TO DO:
[a] Can you set out the records as a numbered list, starting at their first line and ending at the line that contains "leaf-type-line: D: [195, 307, 201, 317]", with blank lines left out?
[b] Can you pick up the court's ruling on the damages awards and continue it past its final sentence?

PAGE EXTRACT:
==============================
Regarding the second factor, the ratio between punitive and compensatory damages, courts must ensure that punitive damages “bear a reasonable relationship to compensatory damages,” understanding that what constitutes a “reasonable relationship” may differ depending on the case. Gore, 517 U.S. at 580; Quigley, 598 F.3d at 954. There is no bright-line rule delineating a constitutionally acceptable ratio, but precedent instructs that a ratio of four to one is “close to the line” of impropriety. Campbell, 538 U.S. at 425 (citing Pac. Mut. Life Ins. Co. v. Haslip, 499 U.S. 1, 23-24 (1991); Gore, 517 U.S. at 581.); Zimmerman v. Direct Fed. Credit Union, 262 F.3d 70, 82 (1st Cir. 2001). Further, “when compensatory damages are substantial, then a lesser ratio, perhaps only equal to compensatory damages, can reach the outermost limit of the due process guarantee.” Campbell, 538 U.S. at 425.
Finally, concerning notice of the scope of penalties that may be imposed for comparable conduct, it bears noting that the FHA permits courts to impose civil penalties of up to $50,000 for a violation of the FHA, with penalties of up to $100,000 for subsequent violations. 42 U.S.C. § 3614(d)(1)(B).
The First Circuit provides that courts fashioning a remittitur comport with the “maximum recovery rule,” which permits a remittance to the “highest reasonable total of damages for which there is adequate evidentiary support.” Marchant v. Dayton Tire & Rubber Co., 836 F.2d 695 (1st Cir. 1988). Alternatively, the court may order a plenary new trial, or a new trial limited to the issue of damages if it finds that the damages award resulted from “passion and prejudice so virulent as to nullify the verdicts entirely.” Fed.R.Civ.P. 59(a); Wagenmann, 829 F.2d at 216-217.
Applying these principles here, the court does not believe a new trial, even one limited to damages, is warranted, but does find that various awards were inordinately high and should be reduced.
Discussion
The jury awarded damages to seven victims as follows: (1) Carrie Ann MacDougall, $105,000 in compensatory damages and $525,000 in punitive damages; (2) Jill Lovely, $115,000 in compensatory damages and $125,000 in punitive damages; (3) Mindy Mangini, $300,000 in compensatory damages and $875,000 in punitive damages; (4) Amanda Manning, $300,000 in compensatory damages and $875,000 in punitive damages; (5) Lauren Masse, $50,000 in compensatory damages and $25,000 in punitive damages; (6) Kelli Yeo, $150,000 in compensatory damages and $325,000 in punitive damages; and (7) Michael Fromer, $10,000 in compensatory damages and $25,000 in punitive damages.
==============================
RECORDS FOR THIS TASK:

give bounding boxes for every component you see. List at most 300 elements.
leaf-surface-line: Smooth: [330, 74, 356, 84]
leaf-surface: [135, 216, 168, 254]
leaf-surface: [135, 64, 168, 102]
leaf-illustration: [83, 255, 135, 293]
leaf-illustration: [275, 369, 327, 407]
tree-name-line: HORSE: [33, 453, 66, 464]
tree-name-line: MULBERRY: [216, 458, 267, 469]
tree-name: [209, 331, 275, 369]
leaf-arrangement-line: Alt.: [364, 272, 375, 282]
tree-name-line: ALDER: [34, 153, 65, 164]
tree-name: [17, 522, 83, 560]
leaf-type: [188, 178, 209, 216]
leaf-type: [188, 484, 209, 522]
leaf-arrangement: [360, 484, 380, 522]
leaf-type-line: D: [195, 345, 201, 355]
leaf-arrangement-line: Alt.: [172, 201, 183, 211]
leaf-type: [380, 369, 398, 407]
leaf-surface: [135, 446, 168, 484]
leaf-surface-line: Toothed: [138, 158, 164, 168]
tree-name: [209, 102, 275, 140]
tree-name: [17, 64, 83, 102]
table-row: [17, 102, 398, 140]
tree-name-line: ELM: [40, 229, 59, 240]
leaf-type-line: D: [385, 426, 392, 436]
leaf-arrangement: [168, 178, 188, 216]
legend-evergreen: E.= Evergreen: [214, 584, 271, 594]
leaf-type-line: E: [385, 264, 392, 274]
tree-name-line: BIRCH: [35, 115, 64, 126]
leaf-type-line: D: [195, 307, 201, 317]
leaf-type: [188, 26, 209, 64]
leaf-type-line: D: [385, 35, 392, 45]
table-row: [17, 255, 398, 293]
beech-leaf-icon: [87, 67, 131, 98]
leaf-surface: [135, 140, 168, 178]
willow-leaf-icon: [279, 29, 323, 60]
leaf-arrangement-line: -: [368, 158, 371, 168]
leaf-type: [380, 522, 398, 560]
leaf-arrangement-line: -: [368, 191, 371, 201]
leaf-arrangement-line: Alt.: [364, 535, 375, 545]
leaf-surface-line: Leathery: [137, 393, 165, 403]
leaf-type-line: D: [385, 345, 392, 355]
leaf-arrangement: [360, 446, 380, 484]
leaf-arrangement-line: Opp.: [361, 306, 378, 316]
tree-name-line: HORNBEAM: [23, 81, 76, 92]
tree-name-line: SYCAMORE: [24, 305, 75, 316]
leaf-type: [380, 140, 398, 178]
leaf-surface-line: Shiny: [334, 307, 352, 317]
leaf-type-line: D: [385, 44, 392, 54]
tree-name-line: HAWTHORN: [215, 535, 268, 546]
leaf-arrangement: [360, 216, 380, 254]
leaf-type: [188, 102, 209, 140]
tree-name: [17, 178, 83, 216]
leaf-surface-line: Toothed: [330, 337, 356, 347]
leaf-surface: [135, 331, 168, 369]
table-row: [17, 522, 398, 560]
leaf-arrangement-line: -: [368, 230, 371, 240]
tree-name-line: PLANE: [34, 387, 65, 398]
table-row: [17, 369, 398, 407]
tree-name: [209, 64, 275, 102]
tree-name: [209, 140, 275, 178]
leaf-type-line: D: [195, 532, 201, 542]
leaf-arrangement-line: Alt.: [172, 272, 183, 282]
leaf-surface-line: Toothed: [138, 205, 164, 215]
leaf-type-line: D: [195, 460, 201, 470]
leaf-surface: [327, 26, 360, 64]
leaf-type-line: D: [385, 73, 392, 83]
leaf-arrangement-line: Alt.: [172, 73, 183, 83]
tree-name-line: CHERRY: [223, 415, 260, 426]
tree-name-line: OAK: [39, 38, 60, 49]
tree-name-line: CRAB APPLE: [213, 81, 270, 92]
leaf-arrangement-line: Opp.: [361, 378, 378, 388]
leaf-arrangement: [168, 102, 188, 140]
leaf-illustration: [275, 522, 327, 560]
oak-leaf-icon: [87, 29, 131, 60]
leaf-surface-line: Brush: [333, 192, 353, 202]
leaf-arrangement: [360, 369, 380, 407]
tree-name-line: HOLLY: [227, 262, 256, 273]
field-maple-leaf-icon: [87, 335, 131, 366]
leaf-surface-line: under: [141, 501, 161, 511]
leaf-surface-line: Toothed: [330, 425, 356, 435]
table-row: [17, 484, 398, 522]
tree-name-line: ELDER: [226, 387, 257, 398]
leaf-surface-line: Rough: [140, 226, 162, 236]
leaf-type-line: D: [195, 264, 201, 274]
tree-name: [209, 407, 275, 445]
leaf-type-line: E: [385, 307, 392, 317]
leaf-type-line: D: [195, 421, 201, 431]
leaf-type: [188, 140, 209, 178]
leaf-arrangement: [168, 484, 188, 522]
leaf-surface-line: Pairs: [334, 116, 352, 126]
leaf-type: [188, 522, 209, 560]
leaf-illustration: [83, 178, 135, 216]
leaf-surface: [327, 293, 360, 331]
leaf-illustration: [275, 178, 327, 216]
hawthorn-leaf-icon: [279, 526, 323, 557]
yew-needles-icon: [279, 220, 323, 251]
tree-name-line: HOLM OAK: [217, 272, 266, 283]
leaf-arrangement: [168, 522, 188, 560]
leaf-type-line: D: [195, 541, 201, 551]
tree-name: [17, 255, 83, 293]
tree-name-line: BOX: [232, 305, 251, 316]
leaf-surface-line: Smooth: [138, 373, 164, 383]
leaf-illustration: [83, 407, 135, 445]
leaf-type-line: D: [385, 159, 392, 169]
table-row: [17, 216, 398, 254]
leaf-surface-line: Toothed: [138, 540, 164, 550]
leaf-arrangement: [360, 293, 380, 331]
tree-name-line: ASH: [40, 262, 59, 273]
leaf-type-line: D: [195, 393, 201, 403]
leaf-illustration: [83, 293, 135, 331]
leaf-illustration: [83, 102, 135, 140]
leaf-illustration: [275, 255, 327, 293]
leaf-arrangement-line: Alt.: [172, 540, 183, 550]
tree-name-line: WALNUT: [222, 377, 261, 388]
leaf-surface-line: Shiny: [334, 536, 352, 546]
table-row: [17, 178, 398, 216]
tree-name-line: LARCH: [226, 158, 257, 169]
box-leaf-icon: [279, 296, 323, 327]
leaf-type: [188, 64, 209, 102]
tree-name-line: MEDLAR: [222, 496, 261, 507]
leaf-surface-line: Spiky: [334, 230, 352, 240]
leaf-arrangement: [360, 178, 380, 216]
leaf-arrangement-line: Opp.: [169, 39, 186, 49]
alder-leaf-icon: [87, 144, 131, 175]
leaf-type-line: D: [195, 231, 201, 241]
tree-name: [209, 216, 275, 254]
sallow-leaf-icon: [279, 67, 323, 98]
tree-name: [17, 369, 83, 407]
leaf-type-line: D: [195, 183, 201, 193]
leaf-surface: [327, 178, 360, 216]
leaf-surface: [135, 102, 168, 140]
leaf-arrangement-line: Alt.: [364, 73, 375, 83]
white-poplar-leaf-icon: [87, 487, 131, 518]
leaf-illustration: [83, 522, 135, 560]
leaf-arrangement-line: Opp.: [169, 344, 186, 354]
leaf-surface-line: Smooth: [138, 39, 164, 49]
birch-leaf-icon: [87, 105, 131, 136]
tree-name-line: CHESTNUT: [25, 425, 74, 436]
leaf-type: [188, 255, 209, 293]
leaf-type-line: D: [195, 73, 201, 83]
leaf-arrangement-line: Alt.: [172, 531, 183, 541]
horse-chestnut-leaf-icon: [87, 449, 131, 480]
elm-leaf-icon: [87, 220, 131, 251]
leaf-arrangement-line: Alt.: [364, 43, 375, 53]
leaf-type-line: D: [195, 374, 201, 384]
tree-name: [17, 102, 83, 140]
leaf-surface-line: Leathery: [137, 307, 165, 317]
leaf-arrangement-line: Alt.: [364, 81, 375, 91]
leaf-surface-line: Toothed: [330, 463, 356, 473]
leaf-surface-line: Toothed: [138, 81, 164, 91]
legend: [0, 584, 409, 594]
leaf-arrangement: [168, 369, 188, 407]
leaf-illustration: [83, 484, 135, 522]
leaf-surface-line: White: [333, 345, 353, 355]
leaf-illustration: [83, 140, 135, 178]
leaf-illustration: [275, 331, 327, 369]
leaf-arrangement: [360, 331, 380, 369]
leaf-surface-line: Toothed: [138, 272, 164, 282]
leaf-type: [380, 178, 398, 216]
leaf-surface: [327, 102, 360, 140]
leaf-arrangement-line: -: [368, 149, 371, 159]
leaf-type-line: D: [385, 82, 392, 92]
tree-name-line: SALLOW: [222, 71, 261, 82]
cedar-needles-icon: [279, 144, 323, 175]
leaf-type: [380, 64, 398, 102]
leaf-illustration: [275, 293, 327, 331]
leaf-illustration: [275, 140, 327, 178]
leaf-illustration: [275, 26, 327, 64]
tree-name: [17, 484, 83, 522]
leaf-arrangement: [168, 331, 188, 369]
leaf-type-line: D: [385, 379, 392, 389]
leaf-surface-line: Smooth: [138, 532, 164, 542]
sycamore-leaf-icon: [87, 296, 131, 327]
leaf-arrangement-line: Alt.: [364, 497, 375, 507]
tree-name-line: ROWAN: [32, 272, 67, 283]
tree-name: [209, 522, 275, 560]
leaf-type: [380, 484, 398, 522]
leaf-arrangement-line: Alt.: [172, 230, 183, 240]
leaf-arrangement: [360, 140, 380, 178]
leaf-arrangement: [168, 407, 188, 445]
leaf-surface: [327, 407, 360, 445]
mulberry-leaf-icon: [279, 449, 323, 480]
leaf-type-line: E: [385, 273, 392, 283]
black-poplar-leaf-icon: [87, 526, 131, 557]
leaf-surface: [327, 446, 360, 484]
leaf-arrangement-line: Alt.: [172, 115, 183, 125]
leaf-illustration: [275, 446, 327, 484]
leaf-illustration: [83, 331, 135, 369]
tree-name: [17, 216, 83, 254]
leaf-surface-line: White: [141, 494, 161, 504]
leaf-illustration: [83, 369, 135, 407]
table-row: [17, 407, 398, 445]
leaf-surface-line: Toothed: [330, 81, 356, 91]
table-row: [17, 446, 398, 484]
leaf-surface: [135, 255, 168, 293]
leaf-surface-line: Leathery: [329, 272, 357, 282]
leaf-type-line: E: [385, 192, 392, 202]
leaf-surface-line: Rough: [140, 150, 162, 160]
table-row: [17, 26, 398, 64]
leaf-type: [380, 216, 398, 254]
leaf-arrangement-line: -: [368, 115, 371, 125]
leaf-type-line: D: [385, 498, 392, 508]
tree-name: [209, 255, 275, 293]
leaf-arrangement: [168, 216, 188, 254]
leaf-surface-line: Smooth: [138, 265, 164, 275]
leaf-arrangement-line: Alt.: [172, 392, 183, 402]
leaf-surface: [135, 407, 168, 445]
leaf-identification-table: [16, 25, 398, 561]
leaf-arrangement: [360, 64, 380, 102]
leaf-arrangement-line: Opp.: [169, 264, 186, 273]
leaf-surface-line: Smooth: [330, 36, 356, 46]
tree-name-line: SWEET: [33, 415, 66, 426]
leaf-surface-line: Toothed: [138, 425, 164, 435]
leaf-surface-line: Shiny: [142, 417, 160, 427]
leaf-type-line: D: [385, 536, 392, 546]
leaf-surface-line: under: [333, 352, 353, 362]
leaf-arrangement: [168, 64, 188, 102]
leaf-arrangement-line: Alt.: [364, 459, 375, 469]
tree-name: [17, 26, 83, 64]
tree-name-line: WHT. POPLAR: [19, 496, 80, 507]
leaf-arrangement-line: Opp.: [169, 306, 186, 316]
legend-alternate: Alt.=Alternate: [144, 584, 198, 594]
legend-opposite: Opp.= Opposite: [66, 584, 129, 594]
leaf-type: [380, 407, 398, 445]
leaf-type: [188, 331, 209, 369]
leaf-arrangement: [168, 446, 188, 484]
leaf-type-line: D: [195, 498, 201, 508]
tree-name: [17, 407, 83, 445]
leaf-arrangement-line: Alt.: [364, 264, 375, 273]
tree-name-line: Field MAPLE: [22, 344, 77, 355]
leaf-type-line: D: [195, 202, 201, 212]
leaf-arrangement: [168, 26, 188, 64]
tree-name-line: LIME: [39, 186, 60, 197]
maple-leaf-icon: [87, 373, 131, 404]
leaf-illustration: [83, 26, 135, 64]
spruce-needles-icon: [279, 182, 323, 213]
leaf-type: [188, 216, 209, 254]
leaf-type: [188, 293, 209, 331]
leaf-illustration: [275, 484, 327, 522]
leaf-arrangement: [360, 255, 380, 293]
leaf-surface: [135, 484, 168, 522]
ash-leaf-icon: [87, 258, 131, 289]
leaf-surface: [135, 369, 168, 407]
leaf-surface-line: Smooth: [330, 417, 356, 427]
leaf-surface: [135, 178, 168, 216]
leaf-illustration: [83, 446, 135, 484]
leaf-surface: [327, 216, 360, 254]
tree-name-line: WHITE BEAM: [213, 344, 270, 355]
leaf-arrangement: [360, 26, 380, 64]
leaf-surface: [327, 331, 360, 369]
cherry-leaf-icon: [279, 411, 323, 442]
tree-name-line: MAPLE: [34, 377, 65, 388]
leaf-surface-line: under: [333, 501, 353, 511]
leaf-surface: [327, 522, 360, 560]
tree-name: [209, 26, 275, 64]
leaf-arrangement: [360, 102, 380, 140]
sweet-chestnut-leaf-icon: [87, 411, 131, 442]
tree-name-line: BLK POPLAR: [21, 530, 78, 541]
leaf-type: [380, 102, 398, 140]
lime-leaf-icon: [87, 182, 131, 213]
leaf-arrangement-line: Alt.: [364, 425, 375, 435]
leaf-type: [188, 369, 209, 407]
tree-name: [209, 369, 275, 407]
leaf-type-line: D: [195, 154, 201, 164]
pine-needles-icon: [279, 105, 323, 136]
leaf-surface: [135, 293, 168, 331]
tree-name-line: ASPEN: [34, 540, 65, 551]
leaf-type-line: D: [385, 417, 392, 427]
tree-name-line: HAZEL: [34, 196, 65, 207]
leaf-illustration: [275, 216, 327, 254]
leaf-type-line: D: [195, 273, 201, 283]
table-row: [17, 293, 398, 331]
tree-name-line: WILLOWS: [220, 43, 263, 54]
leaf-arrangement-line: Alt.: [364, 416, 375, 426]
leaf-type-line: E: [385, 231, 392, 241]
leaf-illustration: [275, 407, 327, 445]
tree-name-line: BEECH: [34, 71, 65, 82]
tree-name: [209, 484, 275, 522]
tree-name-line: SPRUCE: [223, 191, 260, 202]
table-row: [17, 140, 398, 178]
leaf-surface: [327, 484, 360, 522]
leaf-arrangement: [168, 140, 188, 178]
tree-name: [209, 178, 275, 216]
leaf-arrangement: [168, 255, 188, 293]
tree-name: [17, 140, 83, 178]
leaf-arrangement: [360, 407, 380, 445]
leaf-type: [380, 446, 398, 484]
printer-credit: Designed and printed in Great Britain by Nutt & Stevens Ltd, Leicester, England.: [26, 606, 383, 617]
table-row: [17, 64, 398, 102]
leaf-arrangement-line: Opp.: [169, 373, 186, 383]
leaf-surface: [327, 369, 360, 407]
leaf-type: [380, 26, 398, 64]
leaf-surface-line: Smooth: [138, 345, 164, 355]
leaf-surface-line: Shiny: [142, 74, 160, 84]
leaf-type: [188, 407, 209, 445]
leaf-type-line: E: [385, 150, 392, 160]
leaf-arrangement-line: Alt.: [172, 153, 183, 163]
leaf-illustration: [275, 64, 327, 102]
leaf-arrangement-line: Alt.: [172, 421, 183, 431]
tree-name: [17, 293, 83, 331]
==============================
RESULTS FOR EACH TASK:
[a]
1. give bounding boxes for every component you see. List at most 300 elements.
2. leaf-surface-line: Smooth: [330, 74, 356, 84]
3. leaf-surface: [135, 216, 168, 254]
4. leaf-surface: [135, 64, 168, 102]
5. leaf-illustration: [83, 255, 135, 293]
6. leaf-illustration: [275, 369, 327, 407]
7. tree-name-line: HORSE: [33, 453, 66, 464]
8. tree-name-line: MULBERRY: [216, 458, 267, 469]
9. tree-name: [209, 331, 275, 369]
10. leaf-arrangement-line: Alt.: [364, 272, 375, 282]
11. tree-name-line: ALDER: [34, 153, 65, 164]
12. tree-name: [17, 522, 83, 560]
13. leaf-type: [188, 178, 209, 216]
14. leaf-type: [188, 484, 209, 522]
15. leaf-arrangement: [360, 484, 380, 522]
16. leaf-type-line: D: [195, 345, 201, 355]
17. leaf-arrangement-line: Alt.: [172, 201, 183, 211]
18. leaf-type: [380, 369, 398, 407]
19. leaf-surface: [135, 446, 168, 484]
20. leaf-surface-line: Toothed: [138, 158, 164, 168]
21. tree-name: [209, 102, 275, 140]
22. tree-name: [17, 64, 83, 102]
23. table-row: [17, 102, 398, 140]
24. tree-name-line: ELM: [40, 229, 59, 240]
25. leaf-type-line: D: [385, 426, 392, 436]
26. leaf-arrangement: [168, 178, 188, 216]
27. legend-evergreen: E.= Evergreen: [214, 584, 271, 594]
28. leaf-type-line: E: [385, 264, 392, 274]
29. tree-name-line: BIRCH: [35, 115, 64, 126]
30. leaf-type-line: D: [195, 307, 201, 317]

[b]
As a threshold matter, McCarthy contends that none of the awards are justified because the government failed to prove that he violated any victim's rights under the FHA. Viewing this as a challenge to the sufficiency of the evidence, the court finds that the defendant has waived the argument because he did not raise it in a timely motion for judgment as a matter of law or in a motion for a new trial. The defendant did move for judgment as a matter of law but the court denied the motion as untimely without reaching any of the arguments on the merits. (D. 144).
Against that backdrop, the court reviews each award in turn.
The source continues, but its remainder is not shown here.